%%

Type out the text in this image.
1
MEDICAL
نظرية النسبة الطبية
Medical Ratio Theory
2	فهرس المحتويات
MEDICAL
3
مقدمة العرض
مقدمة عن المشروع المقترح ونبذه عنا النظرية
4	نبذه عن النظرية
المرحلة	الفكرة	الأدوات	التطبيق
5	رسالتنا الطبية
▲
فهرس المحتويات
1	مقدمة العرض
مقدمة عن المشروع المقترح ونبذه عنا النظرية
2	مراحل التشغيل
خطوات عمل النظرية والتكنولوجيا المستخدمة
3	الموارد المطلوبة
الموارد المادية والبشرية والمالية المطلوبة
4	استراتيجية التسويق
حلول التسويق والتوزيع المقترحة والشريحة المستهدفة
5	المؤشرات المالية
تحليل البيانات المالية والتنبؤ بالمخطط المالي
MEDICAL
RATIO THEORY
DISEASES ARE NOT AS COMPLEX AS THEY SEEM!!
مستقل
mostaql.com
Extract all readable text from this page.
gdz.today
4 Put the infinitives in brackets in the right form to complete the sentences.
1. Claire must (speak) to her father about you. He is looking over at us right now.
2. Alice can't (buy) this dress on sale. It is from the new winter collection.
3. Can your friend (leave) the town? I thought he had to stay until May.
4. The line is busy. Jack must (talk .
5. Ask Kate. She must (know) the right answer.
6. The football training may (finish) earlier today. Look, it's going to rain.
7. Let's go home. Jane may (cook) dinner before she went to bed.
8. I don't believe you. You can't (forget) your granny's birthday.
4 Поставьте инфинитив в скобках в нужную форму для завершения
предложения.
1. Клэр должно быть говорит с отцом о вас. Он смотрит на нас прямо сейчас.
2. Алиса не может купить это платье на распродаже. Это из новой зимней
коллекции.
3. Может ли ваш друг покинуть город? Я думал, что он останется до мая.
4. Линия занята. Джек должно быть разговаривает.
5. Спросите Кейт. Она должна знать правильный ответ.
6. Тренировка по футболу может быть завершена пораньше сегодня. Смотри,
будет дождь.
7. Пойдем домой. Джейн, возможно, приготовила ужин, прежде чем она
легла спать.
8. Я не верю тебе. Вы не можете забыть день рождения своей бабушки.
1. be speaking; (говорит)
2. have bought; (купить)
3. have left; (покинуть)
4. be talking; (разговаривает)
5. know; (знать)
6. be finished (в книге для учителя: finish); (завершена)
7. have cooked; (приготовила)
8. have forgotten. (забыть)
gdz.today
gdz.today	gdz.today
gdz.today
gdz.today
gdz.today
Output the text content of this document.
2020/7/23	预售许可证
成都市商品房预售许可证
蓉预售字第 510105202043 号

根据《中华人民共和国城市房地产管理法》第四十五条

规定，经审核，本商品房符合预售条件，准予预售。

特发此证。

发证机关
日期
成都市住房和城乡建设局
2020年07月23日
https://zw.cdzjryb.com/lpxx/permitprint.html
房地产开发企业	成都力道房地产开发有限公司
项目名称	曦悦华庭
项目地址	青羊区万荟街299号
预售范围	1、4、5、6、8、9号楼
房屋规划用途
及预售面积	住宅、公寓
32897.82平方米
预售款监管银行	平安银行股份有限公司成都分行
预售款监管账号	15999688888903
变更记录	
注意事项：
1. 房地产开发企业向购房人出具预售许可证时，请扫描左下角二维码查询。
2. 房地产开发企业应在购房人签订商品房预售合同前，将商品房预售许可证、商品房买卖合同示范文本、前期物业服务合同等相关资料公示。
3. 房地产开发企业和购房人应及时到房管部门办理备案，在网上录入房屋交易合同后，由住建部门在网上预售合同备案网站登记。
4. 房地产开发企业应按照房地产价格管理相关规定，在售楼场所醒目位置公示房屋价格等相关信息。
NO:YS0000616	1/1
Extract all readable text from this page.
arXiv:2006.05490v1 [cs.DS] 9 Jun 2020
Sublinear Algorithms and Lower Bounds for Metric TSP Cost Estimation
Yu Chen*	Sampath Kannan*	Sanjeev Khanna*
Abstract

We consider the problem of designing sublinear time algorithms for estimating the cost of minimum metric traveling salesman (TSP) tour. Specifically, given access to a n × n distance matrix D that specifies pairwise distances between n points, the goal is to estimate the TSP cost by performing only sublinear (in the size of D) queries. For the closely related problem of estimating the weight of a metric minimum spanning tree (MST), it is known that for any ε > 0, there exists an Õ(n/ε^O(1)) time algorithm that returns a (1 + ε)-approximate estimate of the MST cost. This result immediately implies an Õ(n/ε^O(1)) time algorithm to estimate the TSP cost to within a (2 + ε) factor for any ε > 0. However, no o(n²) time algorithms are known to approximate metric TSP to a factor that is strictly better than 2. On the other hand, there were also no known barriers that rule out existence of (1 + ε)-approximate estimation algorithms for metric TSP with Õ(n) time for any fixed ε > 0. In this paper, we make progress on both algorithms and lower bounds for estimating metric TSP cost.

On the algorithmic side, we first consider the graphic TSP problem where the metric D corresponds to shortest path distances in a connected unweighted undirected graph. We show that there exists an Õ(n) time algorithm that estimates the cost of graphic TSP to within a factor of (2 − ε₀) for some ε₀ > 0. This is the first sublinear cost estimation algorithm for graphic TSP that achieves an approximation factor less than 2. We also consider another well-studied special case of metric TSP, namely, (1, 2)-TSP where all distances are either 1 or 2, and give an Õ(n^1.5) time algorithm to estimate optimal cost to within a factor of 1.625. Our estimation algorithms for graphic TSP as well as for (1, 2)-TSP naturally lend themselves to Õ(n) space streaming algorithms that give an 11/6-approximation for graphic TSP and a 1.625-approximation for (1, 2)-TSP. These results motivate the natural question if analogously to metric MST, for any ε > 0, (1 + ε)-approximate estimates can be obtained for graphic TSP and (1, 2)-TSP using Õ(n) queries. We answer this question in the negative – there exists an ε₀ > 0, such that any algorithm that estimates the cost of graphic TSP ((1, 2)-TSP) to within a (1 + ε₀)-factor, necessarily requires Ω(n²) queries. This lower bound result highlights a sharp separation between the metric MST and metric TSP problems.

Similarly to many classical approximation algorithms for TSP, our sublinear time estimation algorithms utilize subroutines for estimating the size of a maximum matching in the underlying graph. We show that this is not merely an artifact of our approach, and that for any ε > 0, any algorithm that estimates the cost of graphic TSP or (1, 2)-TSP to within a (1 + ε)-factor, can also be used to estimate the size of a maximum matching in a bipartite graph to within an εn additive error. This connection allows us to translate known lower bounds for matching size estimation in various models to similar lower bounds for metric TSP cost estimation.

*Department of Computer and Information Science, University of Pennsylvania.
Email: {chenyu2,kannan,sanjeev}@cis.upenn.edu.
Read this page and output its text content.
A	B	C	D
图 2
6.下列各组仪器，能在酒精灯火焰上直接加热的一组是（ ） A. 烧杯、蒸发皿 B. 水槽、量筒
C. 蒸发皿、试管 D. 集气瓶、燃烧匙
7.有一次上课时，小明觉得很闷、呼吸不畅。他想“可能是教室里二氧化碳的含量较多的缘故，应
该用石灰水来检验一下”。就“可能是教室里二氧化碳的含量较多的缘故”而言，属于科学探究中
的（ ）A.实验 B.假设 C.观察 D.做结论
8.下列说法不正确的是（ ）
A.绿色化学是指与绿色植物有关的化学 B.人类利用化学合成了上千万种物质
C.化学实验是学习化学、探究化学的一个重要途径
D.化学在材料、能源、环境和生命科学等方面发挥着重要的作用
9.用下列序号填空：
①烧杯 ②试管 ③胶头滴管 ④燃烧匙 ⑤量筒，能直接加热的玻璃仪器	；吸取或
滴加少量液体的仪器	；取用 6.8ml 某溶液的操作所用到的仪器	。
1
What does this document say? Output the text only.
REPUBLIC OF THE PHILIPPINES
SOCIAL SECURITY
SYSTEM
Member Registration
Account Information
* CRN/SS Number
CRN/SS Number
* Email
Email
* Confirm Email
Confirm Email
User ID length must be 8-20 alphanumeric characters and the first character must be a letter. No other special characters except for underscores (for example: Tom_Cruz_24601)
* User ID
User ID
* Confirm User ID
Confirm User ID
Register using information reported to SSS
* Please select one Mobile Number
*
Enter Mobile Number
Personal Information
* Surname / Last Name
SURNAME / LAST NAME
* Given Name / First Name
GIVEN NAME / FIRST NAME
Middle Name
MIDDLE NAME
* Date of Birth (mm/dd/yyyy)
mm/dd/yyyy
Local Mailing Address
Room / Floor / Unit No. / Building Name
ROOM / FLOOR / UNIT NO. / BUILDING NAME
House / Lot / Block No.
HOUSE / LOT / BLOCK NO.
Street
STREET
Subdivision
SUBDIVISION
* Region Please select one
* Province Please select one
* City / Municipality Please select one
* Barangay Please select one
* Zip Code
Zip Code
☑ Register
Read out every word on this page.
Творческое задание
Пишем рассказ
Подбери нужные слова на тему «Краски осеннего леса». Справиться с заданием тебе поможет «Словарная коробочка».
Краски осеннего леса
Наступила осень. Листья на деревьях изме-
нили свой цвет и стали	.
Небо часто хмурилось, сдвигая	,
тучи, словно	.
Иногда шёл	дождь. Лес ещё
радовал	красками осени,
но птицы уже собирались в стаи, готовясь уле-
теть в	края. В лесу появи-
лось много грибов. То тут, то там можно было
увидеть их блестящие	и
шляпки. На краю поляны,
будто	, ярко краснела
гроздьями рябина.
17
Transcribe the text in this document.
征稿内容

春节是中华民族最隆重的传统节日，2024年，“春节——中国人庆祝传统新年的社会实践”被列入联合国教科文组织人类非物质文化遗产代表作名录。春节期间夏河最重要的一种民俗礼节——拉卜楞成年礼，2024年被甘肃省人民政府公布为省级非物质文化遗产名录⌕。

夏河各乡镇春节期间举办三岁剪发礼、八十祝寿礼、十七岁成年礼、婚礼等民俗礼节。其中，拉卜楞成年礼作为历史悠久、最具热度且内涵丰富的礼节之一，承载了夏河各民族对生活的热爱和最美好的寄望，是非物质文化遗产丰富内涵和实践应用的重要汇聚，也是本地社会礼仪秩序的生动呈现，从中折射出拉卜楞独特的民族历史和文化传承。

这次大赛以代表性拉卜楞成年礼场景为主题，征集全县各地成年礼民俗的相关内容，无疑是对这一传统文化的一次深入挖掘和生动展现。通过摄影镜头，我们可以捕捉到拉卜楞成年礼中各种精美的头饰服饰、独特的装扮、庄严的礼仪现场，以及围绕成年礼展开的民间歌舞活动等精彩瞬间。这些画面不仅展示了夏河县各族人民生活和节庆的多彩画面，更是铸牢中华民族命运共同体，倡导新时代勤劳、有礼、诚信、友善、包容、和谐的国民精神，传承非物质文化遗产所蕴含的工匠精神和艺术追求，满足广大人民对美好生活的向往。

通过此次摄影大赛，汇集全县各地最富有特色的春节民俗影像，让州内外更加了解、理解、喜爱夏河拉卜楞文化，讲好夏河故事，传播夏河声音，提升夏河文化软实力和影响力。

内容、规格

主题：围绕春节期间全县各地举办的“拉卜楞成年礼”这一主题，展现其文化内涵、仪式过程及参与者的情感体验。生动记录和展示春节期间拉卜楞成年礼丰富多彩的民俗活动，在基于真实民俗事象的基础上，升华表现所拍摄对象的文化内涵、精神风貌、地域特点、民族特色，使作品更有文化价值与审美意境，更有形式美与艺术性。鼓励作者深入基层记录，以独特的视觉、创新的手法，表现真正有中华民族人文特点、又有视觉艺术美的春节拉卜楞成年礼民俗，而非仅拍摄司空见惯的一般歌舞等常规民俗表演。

%%

State the count of lines with the word "Email" in them, and write nothing else.

SOLUTION BELOW:
5